GOAL |
Transcribe the entries exactly; images are not part of the copy.

DATA FOR THIS TASK |
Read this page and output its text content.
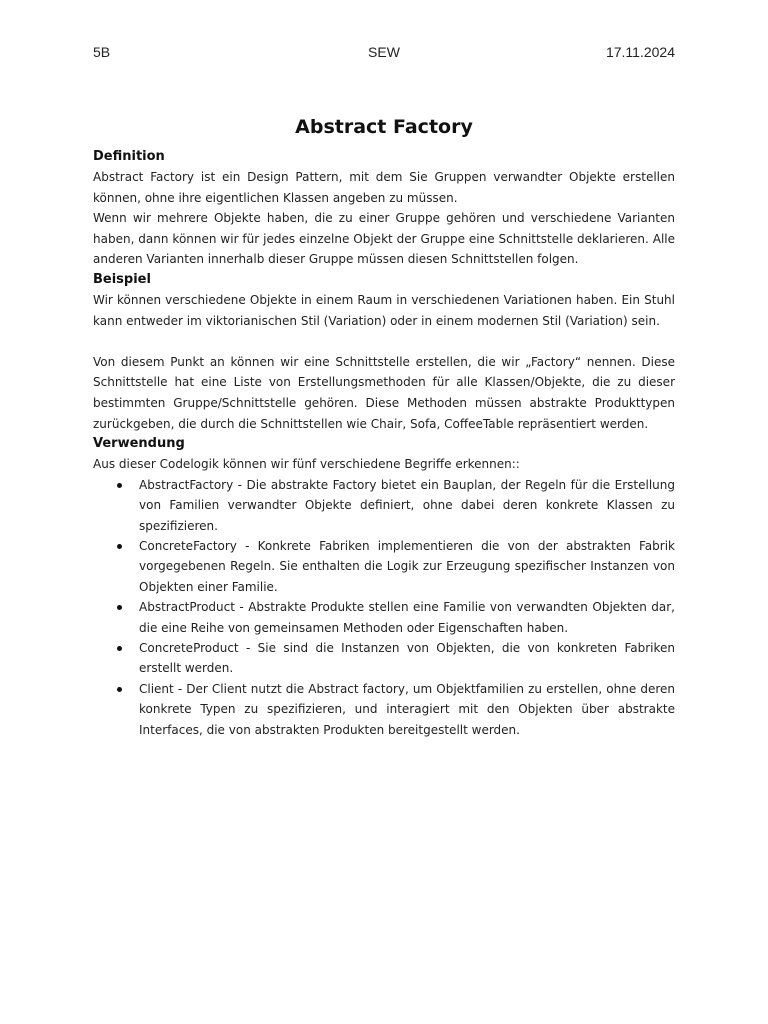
5B	SEW	17.11.2024
Abstract Factory
Definition

Abstract Factory ist ein Design Pattern, mit dem Sie Gruppen verwandter Objekte erstellen können, ohne ihre eigentlichen Klassen angeben zu müssen.

Wenn wir mehrere Objekte haben, die zu einer Gruppe gehören und verschiedene Varianten haben, dann können wir für jedes einzelne Objekt der Gruppe eine Schnittstelle deklarieren. Alle anderen Varianten innerhalb dieser Gruppe müssen diesen Schnittstellen folgen.

Beispiel

Wir können verschiedene Objekte in einem Raum in verschiedenen Variationen haben. Ein Stuhl kann entweder im viktorianischen Stil (Variation) oder in einem modernen Stil (Variation) sein.

Von diesem Punkt an können wir eine Schnittstelle erstellen, die wir „Factory“ nennen. Diese Schnittstelle hat eine Liste von Erstellungsmethoden für alle Klassen/Objekte, die zu dieser bestimmten Gruppe/Schnittstelle gehören. Diese Methoden müssen abstrakte Produkttypen zurückgeben, die durch die Schnittstellen wie Chair, Sofa, CoffeeTable repräsentiert werden.

Verwendung

Aus dieser Codelogik können wir fünf verschiedene Begriffe erkennen::

AbstractFactory - Die abstrakte Factory bietet ein Bauplan, der Regeln für die Erstellung von Familien verwandter Objekte definiert, ohne dabei deren konkrete Klassen zu spezifizieren.
ConcreteFactory - Konkrete Fabriken implementieren die von der abstrakten Fabrik vorgegebenen Regeln. Sie enthalten die Logik zur Erzeugung spezifischer Instanzen von Objekten einer Familie.
AbstractProduct - Abstrakte Produkte stellen eine Familie von verwandten Objekten dar, die eine Reihe von gemeinsamen Methoden oder Eigenschaften haben.
ConcreteProduct - Sie sind die Instanzen von Objekten, die von konkreten Fabriken erstellt werden.
Client - Der Client nutzt die Abstract factory, um Objektfamilien zu erstellen, ohne deren konkrete Typen zu spezifizieren, und interagiert mit den Objekten über abstrakte Interfaces, die von abstrakten Produkten bereitgestellt werden.
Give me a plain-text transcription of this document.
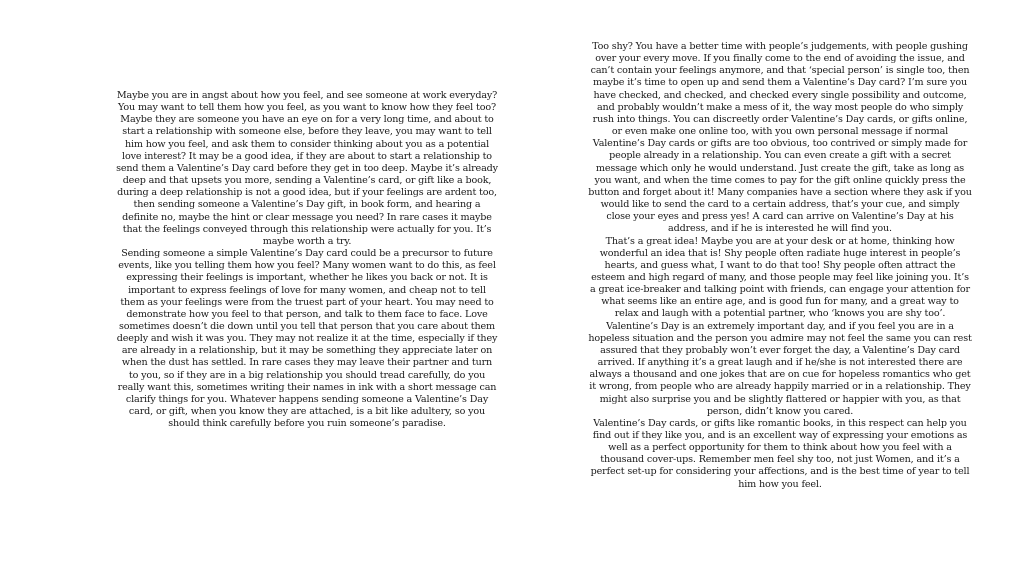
Maybe you are in angst about how you feel, and see someone at work everyday? You may want to tell them how you feel, as you want to know how they feel too? Maybe they are someone you have an eye on for a very long time, and about to start a relationship with someone else, before they leave, you may want to tell him how you feel, and ask them to consider thinking about you as a potential love interest? It may be a good idea, if they are about to start a relationship to send them a Valentine’s Day card before they get in too deep. Maybe it’s already deep and that upsets you more, sending a Valentine’s card, or gift like a book, during a deep relationship is not a good idea, but if your feelings are ardent too, then sending someone a Valentine’s Day gift, in book form, and hearing a definite no, maybe the hint or clear message you need? In rare cases it maybe that the feelings conveyed through this relationship were actually for you. It’s maybe worth a try.

Sending someone a simple Valentine’s Day card could be a precursor to future events, like you telling them how you feel? Many women want to do this, as feel expressing their feelings is important, whether he likes you back or not. It is important to express feelings of love for many women, and cheap not to tell them as your feelings were from the truest part of your heart. You may need to demonstrate how you feel to that person, and talk to them face to face. Love sometimes doesn’t die down until you tell that person that you care about them deeply and wish it was you. They may not realize it at the time, especially if they are already in a relationship, but it may be something they appreciate later on when the dust has settled. In rare cases they may leave their partner and turn to you, so if they are in a big relationship you should tread carefully, do you really want this, sometimes writing their names in ink with a short message can clarify things for you. Whatever happens sending someone a Valentine’s Day card, or gift, when you know they are attached, is a bit like adultery, so you should think carefully before you ruin someone’s paradise.

Too shy? You have a better time with people’s judgements, with people gushing over your every move. If you finally come to the end of avoiding the issue, and can’t contain your feelings anymore, and that ‘special person’ is single too, then maybe it’s time to open up and send them a Valentine’s Day card? I’m sure you have checked, and checked, and checked every single possibility and outcome, and probably wouldn’t make a mess of it, the way most people do who simply rush into things. You can discreetly order Valentine’s Day cards, or gifts online, or even make one online too, with you own personal message if normal Valentine’s Day cards or gifts are too obvious, too contrived or simply made for people already in a relationship. You can even create a gift with a secret message which only he would understand. Just create the gift, take as long as you want, and when the time comes to pay for the gift online quickly press the button and forget about it! Many companies have a section where they ask if you would like to send the card to a certain address, that’s your cue, and simply close your eyes and press yes! A card can arrive on Valentine’s Day at his address, and if he is interested he will find you.

That’s a great idea! Maybe you are at your desk or at home, thinking how wonderful an idea that is! Shy people often radiate huge interest in people’s hearts, and guess what, I want to do that too! Shy people often attract the esteem and high regard of many, and those people may feel like joining you. It’s a great ice-breaker and talking point with friends, can engage your attention for what seems like an entire age, and is good fun for many, and a great way to relax and laugh with a potential partner, who ‘knows you are shy too’.

Valentine’s Day is an extremely important day, and if you feel you are in a hopeless situation and the person you admire may not feel the same you can rest assured that they probably won’t ever forget the day, a Valentine’s Day card arrived. If anything it’s a great laugh and if he/she is not interested there are always a thousand and one jokes that are on cue for hopeless romantics who get it wrong, from people who are already happily married or in a relationship. They might also surprise you and be slightly flattered or happier with you, as that person, didn’t know you cared.

Valentine’s Day cards, or gifts like romantic books, in this respect can help you find out if they like you, and is an excellent way of expressing your emotions as well as a perfect opportunity for them to think about how you feel with a thousand cover-ups. Remember men feel shy too, not just Women, and it’s a perfect set-up for considering your affections, and is the best time of year to tell him how you feel.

TASK ANSWER |
Read this page and output its text content.
5B	SEW	17.11.2024
Abstract Factory
Definition

Abstract Factory ist ein Design Pattern, mit dem Sie Gruppen verwandter Objekte erstellen können, ohne ihre eigentlichen Klassen angeben zu müssen.

Wenn wir mehrere Objekte haben, die zu einer Gruppe gehören und verschiedene Varianten haben, dann können wir für jedes einzelne Objekt der Gruppe eine Schnittstelle deklarieren. Alle anderen Varianten innerhalb dieser Gruppe müssen diesen Schnittstellen folgen.

Beispiel

Wir können verschiedene Objekte in einem Raum in verschiedenen Variationen haben. Ein Stuhl kann entweder im viktorianischen Stil (Variation) oder in einem modernen Stil (Variation) sein.

Von diesem Punkt an können wir eine Schnittstelle erstellen, die wir „Factory“ nennen. Diese Schnittstelle hat eine Liste von Erstellungsmethoden für alle Klassen/Objekte, die zu dieser bestimmten Gruppe/Schnittstelle gehören. Diese Methoden müssen abstrakte Produkttypen zurückgeben, die durch die Schnittstellen wie Chair, Sofa, CoffeeTable repräsentiert werden.

Verwendung

Aus dieser Codelogik können wir fünf verschiedene Begriffe erkennen::

AbstractFactory - Die abstrakte Factory bietet ein Bauplan, der Regeln für die Erstellung von Familien verwandter Objekte definiert, ohne dabei deren konkrete Klassen zu spezifizieren.
ConcreteFactory - Konkrete Fabriken implementieren die von der abstrakten Fabrik vorgegebenen Regeln. Sie enthalten die Logik zur Erzeugung spezifischer Instanzen von Objekten einer Familie.
AbstractProduct - Abstrakte Produkte stellen eine Familie von verwandten Objekten dar, die eine Reihe von gemeinsamen Methoden oder Eigenschaften haben.
ConcreteProduct - Sie sind die Instanzen von Objekten, die von konkreten Fabriken erstellt werden.
Client - Der Client nutzt die Abstract factory, um Objektfamilien zu erstellen, ohne deren konkrete Typen zu spezifizieren, und interagiert mit den Objekten über abstrakte Interfaces, die von abstrakten Produkten bereitgestellt werden.
Give me a plain-text transcription of this document.
Maybe you are in angst about how you feel, and see someone at work everyday? You may want to tell them how you feel, as you want to know how they feel too? Maybe they are someone you have an eye on for a very long time, and about to start a relationship with someone else, before they leave, you may want to tell him how you feel, and ask them to consider thinking about you as a potential love interest? It may be a good idea, if they are about to start a relationship to send them a Valentine’s Day card before they get in too deep. Maybe it’s already deep and that upsets you more, sending a Valentine’s card, or gift like a book, during a deep relationship is not a good idea, but if your feelings are ardent too, then sending someone a Valentine’s Day gift, in book form, and hearing a definite no, maybe the hint or clear message you need? In rare cases it maybe that the feelings conveyed through this relationship were actually for you. It’s maybe worth a try.

Sending someone a simple Valentine’s Day card could be a precursor to future events, like you telling them how you feel? Many women want to do this, as feel expressing their feelings is important, whether he likes you back or not. It is important to express feelings of love for many women, and cheap not to tell them as your feelings were from the truest part of your heart. You may need to demonstrate how you feel to that person, and talk to them face to face. Love sometimes doesn’t die down until you tell that person that you care about them deeply and wish it was you. They may not realize it at the time, especially if they are already in a relationship, but it may be something they appreciate later on when the dust has settled. In rare cases they may leave their partner and turn to you, so if they are in a big relationship you should tread carefully, do you really want this, sometimes writing their names in ink with a short message can clarify things for you. Whatever happens sending someone a Valentine’s Day card, or gift, when you know they are attached, is a bit like adultery, so you should think carefully before you ruin someone’s paradise.

Too shy? You have a better time with people’s judgements, with people gushing over your every move. If you finally come to the end of avoiding the issue, and can’t contain your feelings anymore, and that ‘special person’ is single too, then maybe it’s time to open up and send them a Valentine’s Day card? I’m sure you have checked, and checked, and checked every single possibility and outcome, and probably wouldn’t make a mess of it, the way most people do who simply rush into things. You can discreetly order Valentine’s Day cards, or gifts online, or even make one online too, with you own personal message if normal Valentine’s Day cards or gifts are too obvious, too contrived or simply made for people already in a relationship. You can even create a gift with a secret message which only he would understand. Just create the gift, take as long as you want, and when the time comes to pay for the gift online quickly press the button and forget about it! Many companies have a section where they ask if you would like to send the card to a certain address, that’s your cue, and simply close your eyes and press yes! A card can arrive on Valentine’s Day at his address, and if he is interested he will find you.

That’s a great idea! Maybe you are at your desk or at home, thinking how wonderful an idea that is! Shy people often radiate huge interest in people’s hearts, and guess what, I want to do that too! Shy people often attract the esteem and high regard of many, and those people may feel like joining you. It’s a great ice-breaker and talking point with friends, can engage your attention for what seems like an entire age, and is good fun for many, and a great way to relax and laugh with a potential partner, who ‘knows you are shy too’.

Valentine’s Day is an extremely important day, and if you feel you are in a hopeless situation and the person you admire may not feel the same you can rest assured that they probably won’t ever forget the day, a Valentine’s Day card arrived. If anything it’s a great laugh and if he/she is not interested there are always a thousand and one jokes that are on cue for hopeless romantics who get it wrong, from people who are already happily married or in a relationship. They might also surprise you and be slightly flattered or happier with you, as that person, didn’t know you cared.

Valentine’s Day cards, or gifts like romantic books, in this respect can help you find out if they like you, and is an excellent way of expressing your emotions as well as a perfect opportunity for them to think about how you feel with a thousand cover-ups. Remember men feel shy too, not just Women, and it’s a perfect set-up for considering your affections, and is the best time of year to tell him how you feel.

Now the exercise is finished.